* Figure contents as structured data:
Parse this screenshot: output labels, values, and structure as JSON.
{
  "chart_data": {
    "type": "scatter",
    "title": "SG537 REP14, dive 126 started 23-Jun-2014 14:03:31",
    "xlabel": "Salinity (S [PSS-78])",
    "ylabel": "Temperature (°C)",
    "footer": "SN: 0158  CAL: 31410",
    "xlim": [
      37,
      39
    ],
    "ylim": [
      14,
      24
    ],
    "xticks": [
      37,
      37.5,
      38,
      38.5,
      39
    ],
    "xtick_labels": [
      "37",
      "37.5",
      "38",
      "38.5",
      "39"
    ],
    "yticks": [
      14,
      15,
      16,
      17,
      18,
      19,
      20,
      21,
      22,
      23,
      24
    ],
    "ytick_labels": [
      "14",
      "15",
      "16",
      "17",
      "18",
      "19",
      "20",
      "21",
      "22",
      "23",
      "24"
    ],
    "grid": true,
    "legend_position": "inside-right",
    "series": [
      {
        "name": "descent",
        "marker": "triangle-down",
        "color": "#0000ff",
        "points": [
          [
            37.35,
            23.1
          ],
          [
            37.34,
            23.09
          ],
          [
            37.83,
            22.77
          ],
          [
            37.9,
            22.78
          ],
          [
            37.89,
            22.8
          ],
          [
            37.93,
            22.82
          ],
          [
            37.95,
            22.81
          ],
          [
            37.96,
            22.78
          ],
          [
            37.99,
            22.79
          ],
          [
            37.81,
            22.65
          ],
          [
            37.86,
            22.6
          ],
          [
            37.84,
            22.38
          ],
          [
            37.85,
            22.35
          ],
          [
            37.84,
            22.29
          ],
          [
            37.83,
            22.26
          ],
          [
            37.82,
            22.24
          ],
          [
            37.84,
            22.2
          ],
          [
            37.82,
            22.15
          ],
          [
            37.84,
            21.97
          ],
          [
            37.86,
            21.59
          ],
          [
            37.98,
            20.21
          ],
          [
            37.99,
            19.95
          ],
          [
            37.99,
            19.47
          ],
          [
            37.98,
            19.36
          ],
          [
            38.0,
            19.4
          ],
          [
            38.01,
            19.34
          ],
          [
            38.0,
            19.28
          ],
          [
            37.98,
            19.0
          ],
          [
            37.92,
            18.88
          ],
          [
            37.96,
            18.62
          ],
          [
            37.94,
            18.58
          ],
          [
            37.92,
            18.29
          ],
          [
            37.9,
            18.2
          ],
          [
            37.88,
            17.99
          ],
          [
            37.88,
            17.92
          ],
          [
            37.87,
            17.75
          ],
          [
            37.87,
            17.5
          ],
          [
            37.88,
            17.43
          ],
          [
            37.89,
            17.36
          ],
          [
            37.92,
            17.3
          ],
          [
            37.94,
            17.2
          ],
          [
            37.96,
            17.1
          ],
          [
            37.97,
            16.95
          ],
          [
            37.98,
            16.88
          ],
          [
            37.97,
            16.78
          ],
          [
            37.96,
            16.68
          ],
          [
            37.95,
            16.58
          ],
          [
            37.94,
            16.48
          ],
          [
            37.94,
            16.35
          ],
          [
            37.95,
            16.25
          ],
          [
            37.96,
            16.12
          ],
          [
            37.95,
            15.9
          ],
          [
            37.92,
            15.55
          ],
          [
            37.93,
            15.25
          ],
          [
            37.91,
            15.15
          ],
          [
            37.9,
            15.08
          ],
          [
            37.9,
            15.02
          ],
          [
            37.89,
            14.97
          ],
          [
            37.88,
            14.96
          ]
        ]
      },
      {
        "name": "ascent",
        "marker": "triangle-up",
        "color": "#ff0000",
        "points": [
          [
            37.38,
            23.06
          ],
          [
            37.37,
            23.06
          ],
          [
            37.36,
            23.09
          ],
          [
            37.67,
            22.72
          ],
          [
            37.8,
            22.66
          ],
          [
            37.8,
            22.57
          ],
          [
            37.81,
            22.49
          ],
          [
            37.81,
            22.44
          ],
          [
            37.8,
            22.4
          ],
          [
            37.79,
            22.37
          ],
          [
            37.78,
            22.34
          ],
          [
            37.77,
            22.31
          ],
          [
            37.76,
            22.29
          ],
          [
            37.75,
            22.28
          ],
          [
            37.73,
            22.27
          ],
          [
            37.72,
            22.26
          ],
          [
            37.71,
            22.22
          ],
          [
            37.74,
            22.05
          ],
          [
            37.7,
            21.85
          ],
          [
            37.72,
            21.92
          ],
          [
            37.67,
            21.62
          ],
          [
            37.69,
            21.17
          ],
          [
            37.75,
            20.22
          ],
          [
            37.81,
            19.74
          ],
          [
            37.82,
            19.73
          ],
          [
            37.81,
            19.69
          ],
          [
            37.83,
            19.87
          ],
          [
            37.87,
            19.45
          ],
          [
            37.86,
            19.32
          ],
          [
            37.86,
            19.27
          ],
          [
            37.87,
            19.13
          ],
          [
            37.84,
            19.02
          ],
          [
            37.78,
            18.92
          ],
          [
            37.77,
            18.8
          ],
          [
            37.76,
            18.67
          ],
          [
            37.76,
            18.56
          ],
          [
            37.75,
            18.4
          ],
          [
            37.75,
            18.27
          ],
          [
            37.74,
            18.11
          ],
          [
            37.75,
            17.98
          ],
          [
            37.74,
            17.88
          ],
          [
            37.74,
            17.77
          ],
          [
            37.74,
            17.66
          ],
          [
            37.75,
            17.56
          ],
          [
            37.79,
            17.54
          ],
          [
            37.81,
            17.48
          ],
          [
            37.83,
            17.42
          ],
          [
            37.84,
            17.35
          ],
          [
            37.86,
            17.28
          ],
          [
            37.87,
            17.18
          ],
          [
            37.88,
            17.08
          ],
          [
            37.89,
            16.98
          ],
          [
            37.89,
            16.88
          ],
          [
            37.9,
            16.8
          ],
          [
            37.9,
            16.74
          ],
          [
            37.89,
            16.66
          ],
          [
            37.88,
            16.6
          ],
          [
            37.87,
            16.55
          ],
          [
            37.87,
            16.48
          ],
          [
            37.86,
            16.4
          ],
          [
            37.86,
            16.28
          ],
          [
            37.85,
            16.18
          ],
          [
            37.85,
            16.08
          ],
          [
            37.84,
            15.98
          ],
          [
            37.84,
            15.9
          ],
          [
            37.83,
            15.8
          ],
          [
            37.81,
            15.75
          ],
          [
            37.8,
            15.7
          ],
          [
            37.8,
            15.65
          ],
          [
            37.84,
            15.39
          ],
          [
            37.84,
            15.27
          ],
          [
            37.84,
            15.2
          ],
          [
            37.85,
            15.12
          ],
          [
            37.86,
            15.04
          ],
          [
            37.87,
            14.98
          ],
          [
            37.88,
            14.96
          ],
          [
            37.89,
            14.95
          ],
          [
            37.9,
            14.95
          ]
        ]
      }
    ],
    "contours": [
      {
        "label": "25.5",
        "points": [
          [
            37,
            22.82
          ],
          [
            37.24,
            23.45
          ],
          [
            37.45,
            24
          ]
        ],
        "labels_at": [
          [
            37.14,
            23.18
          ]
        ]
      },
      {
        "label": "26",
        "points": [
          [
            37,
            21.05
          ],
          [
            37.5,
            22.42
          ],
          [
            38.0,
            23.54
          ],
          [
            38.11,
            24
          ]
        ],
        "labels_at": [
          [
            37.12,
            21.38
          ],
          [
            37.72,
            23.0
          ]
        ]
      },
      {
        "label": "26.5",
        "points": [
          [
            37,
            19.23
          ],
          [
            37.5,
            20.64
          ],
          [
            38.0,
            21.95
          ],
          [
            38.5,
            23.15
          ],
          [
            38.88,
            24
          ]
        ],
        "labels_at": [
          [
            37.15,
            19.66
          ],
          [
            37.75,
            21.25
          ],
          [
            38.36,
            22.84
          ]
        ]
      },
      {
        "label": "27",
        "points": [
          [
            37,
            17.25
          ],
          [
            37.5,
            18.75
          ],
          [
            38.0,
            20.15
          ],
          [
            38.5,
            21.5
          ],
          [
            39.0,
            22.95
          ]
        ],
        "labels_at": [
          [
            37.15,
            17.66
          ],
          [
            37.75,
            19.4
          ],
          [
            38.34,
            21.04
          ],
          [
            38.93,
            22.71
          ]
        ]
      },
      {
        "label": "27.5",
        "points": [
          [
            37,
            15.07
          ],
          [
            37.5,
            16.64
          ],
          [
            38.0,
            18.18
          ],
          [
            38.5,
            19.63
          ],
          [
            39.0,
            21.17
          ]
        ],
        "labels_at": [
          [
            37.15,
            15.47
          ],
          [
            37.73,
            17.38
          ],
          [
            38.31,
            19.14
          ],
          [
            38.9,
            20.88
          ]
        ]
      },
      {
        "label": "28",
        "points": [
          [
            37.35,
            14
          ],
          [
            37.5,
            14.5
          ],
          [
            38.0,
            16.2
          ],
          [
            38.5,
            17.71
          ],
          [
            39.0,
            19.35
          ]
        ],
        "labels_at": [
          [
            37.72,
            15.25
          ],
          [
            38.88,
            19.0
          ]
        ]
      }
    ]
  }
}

---

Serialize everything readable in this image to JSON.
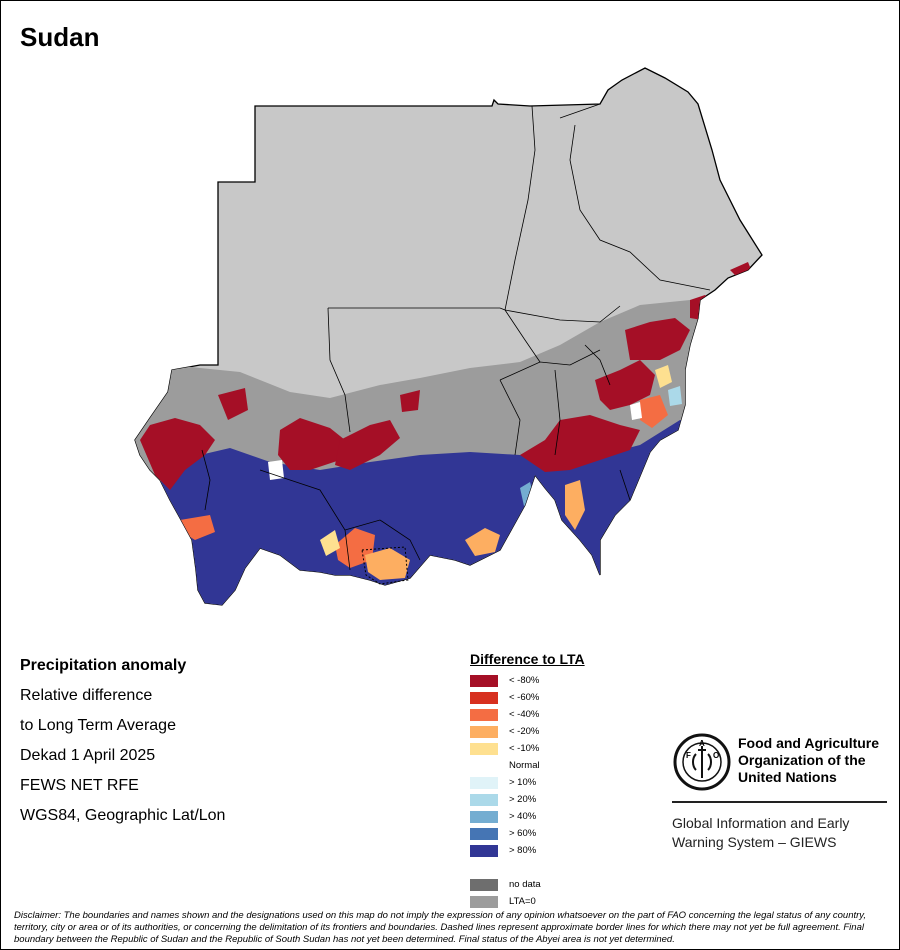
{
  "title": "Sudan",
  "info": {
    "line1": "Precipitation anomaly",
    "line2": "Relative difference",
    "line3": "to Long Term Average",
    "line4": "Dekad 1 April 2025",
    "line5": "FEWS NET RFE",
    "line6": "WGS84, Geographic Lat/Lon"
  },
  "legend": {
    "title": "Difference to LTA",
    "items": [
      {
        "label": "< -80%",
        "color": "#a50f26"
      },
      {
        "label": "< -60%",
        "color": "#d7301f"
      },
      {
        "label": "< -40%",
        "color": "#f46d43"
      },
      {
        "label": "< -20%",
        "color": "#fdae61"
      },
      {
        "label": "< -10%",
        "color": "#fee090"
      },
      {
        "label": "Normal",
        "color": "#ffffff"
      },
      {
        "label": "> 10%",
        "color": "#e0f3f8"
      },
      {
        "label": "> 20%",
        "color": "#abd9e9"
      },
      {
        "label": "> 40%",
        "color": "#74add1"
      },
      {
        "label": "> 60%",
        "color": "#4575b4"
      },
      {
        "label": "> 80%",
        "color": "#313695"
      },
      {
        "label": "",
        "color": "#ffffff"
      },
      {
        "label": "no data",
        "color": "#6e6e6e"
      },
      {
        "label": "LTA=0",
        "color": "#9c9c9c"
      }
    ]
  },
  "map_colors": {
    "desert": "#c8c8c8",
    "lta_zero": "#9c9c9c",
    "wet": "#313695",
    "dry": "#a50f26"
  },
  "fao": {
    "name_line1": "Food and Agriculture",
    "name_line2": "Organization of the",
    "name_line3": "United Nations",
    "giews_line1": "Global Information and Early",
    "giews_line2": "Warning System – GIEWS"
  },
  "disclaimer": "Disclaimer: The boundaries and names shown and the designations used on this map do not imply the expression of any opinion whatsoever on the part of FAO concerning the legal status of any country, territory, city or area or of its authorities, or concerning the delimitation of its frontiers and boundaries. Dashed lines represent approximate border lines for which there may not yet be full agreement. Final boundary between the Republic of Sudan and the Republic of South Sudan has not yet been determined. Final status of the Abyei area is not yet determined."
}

* Directions for this task:
Scan the material above. Return every line containing the string "marker".

* Task solution:
        "marker": "triangle-down",
        "marker": "triangle-up",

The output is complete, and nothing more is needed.